Copy each line holding the string "Opportunity".

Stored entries
◆ ◆ ◆ ◆ ◆

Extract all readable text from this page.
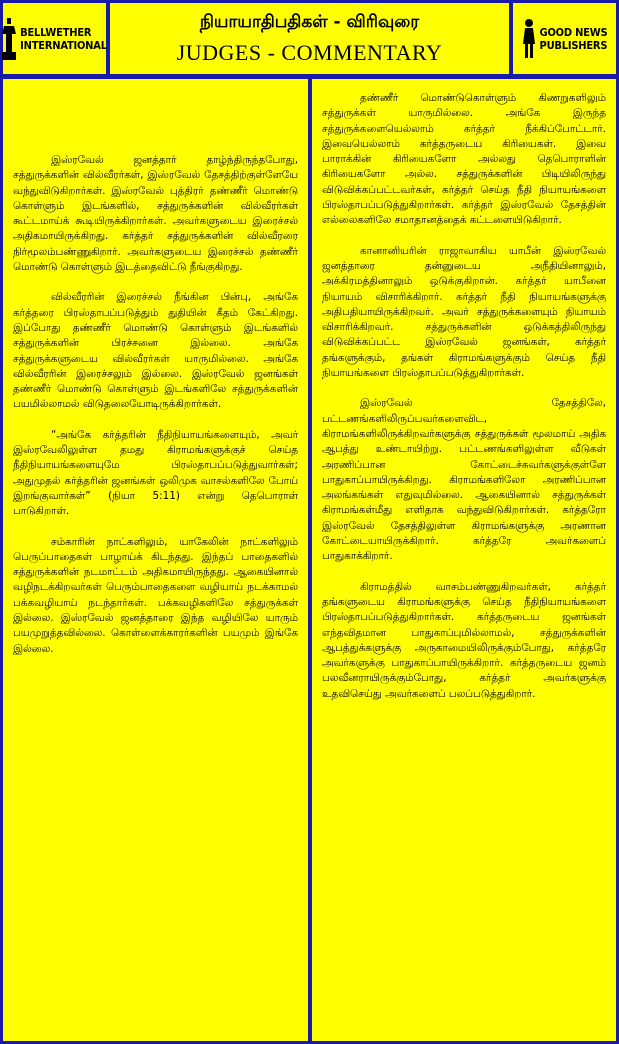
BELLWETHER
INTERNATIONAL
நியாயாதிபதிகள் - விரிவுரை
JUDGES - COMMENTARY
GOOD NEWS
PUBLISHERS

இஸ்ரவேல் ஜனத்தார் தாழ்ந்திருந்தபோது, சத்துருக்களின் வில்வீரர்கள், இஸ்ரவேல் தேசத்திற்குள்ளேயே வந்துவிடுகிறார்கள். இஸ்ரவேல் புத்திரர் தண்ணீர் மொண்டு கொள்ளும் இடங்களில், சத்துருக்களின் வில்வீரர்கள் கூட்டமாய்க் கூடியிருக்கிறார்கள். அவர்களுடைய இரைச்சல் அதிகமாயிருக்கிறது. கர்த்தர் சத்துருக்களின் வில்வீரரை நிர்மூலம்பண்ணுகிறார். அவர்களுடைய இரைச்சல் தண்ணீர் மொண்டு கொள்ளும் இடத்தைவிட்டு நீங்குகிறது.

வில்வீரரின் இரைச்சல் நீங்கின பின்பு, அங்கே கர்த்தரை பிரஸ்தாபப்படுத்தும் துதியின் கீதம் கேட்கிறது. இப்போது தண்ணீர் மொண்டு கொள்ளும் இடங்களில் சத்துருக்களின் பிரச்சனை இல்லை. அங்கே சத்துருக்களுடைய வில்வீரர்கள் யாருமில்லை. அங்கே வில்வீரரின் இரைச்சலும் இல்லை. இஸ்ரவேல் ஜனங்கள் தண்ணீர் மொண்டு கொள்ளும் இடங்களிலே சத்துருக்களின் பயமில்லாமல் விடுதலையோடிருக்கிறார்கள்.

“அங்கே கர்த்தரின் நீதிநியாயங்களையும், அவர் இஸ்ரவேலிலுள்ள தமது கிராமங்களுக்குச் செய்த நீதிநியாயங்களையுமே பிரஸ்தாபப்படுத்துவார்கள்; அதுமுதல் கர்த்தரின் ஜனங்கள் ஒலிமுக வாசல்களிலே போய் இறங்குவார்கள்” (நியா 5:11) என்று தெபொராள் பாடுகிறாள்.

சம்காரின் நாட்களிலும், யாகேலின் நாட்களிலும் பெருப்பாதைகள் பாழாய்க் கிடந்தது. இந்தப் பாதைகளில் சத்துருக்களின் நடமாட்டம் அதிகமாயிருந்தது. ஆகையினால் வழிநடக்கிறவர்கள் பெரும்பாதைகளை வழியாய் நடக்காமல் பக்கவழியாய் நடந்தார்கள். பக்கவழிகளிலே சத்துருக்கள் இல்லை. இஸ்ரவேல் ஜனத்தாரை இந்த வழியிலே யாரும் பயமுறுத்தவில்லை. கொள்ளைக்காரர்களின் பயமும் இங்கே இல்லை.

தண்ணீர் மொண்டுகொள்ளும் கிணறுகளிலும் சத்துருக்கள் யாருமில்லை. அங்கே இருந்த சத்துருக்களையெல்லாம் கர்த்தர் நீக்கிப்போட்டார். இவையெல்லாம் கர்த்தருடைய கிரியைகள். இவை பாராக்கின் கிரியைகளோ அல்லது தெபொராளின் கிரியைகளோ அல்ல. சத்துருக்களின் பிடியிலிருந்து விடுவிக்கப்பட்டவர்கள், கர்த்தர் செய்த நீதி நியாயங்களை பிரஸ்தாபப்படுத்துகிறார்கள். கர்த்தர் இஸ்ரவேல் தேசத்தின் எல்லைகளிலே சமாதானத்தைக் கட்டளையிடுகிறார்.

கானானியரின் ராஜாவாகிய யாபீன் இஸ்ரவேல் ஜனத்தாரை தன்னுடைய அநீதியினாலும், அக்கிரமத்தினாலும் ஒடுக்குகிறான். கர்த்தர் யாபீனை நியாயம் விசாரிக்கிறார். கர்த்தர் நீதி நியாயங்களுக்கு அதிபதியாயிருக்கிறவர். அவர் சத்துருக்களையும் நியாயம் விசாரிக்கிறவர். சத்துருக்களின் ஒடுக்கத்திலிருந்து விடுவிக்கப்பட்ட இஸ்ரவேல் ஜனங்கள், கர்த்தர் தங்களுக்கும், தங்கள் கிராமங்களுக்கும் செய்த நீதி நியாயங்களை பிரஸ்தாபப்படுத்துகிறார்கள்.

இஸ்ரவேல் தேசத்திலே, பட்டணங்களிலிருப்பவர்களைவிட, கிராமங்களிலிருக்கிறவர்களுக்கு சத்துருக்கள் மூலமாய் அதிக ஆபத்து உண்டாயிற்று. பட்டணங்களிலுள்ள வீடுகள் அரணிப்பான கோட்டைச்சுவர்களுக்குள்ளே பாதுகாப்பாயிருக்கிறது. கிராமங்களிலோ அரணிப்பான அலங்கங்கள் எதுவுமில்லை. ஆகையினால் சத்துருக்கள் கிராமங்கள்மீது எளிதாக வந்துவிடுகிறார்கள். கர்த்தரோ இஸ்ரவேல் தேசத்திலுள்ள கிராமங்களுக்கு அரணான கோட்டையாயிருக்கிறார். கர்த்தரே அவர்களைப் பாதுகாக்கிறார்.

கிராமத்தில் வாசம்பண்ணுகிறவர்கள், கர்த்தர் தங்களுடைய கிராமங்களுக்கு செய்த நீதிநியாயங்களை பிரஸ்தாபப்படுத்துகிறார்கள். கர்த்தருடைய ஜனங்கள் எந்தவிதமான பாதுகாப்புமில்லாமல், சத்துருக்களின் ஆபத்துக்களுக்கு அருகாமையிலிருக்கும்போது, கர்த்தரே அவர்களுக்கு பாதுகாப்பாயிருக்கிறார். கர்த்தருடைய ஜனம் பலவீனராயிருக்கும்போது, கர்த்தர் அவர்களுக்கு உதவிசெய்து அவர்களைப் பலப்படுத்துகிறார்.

◆ ◆ ◆ ◆ ◆

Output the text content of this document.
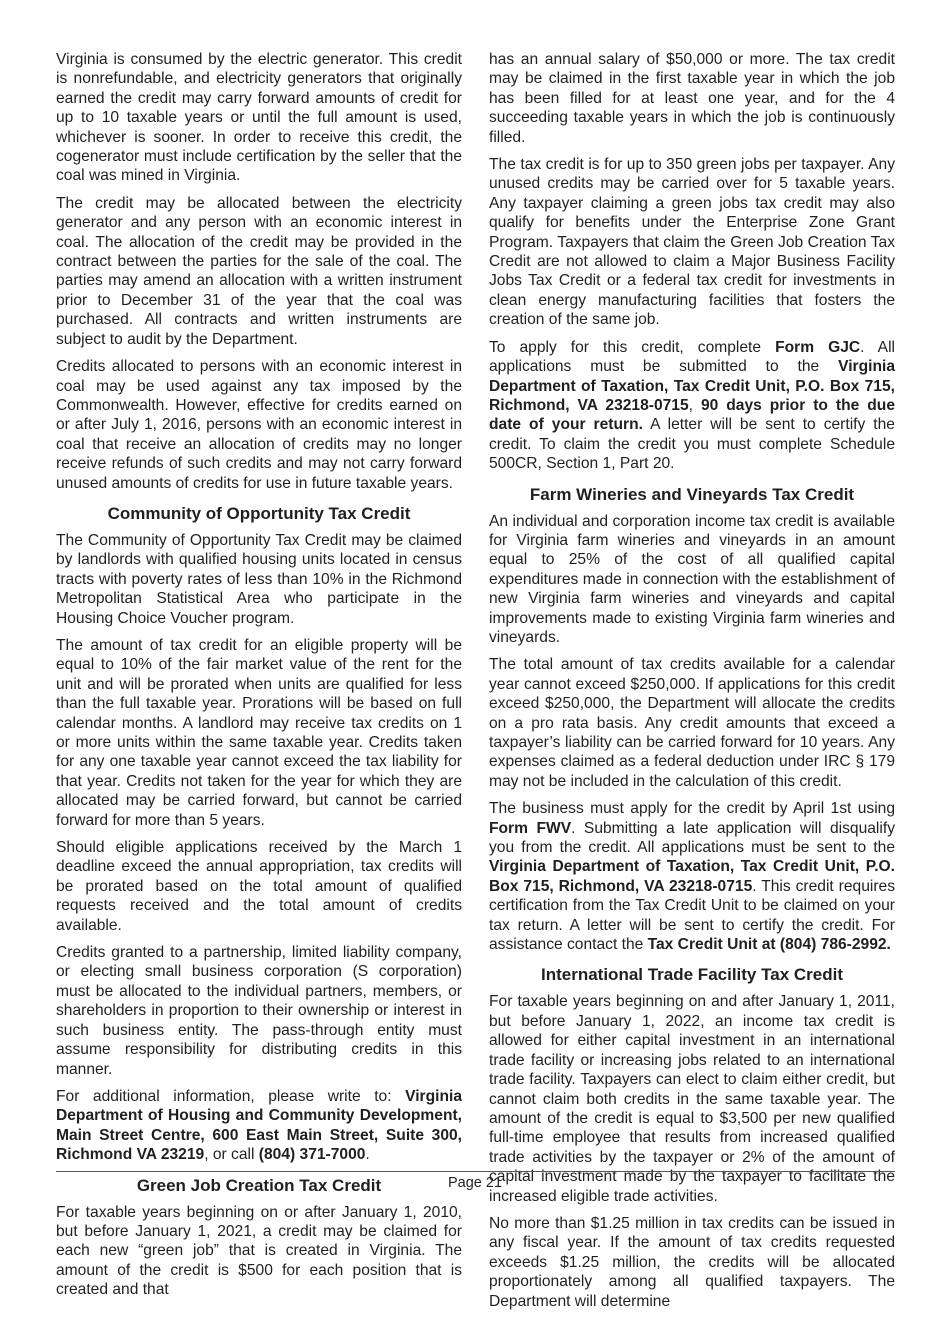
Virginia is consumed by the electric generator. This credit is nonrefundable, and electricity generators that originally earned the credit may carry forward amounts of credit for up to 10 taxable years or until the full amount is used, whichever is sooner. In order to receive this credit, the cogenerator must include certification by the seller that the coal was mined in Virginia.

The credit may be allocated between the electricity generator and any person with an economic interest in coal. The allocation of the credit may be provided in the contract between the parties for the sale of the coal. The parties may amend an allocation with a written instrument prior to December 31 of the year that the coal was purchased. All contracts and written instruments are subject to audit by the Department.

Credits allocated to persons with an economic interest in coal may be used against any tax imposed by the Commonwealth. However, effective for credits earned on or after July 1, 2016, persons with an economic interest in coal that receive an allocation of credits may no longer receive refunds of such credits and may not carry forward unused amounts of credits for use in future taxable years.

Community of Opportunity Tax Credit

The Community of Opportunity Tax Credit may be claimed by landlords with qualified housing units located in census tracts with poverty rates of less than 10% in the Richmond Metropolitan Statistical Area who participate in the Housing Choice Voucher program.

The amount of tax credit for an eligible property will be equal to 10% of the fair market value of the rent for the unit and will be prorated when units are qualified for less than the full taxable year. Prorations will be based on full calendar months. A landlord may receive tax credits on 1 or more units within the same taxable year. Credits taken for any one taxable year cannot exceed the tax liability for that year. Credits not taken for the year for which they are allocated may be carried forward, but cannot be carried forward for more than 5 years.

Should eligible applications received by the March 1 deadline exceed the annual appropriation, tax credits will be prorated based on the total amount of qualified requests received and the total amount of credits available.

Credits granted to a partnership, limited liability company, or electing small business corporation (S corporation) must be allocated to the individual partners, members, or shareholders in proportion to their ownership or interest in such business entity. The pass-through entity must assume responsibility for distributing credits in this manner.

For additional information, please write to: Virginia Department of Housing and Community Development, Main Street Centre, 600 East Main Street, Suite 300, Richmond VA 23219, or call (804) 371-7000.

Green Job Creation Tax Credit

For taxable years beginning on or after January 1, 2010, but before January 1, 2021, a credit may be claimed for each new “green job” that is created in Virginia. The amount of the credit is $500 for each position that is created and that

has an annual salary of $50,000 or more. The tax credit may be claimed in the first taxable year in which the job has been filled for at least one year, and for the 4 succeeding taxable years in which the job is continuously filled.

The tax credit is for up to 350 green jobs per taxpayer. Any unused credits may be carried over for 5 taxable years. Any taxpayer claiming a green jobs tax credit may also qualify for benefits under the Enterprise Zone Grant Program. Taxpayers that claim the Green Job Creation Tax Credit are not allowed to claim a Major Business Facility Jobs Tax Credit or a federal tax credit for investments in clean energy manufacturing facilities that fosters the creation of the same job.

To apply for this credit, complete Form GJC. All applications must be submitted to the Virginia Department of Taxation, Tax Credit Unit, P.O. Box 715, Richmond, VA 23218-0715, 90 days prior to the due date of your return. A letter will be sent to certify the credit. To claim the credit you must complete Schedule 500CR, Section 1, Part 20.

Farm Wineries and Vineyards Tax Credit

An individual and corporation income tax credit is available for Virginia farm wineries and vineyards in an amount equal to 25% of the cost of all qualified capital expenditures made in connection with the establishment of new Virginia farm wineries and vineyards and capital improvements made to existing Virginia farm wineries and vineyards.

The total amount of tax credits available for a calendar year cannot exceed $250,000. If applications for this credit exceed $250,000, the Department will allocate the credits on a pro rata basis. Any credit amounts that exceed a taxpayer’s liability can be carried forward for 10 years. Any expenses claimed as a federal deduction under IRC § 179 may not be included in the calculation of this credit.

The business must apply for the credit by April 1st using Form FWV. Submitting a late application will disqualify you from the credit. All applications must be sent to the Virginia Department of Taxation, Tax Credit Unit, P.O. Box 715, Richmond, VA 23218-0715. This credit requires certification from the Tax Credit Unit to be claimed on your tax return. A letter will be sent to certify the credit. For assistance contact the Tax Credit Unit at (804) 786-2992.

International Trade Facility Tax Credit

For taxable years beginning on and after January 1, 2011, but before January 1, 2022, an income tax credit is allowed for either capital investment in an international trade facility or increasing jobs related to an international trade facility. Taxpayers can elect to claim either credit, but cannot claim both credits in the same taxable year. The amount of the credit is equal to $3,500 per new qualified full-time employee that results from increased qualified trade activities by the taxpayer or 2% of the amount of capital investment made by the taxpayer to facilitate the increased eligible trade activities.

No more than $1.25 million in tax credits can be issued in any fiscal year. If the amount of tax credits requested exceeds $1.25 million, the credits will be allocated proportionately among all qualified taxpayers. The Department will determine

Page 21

◆ ◆ ◆ ◆ ◆

• FINAL RESULT
Community of Opportunity Tax Credit
The Community of Opportunity Tax Credit may be claimed by landlords with qualified housing units located in census tracts with poverty rates of less than 10% in the Richmond Metropolitan Statistical Area who participate in the Housing Choice Voucher program.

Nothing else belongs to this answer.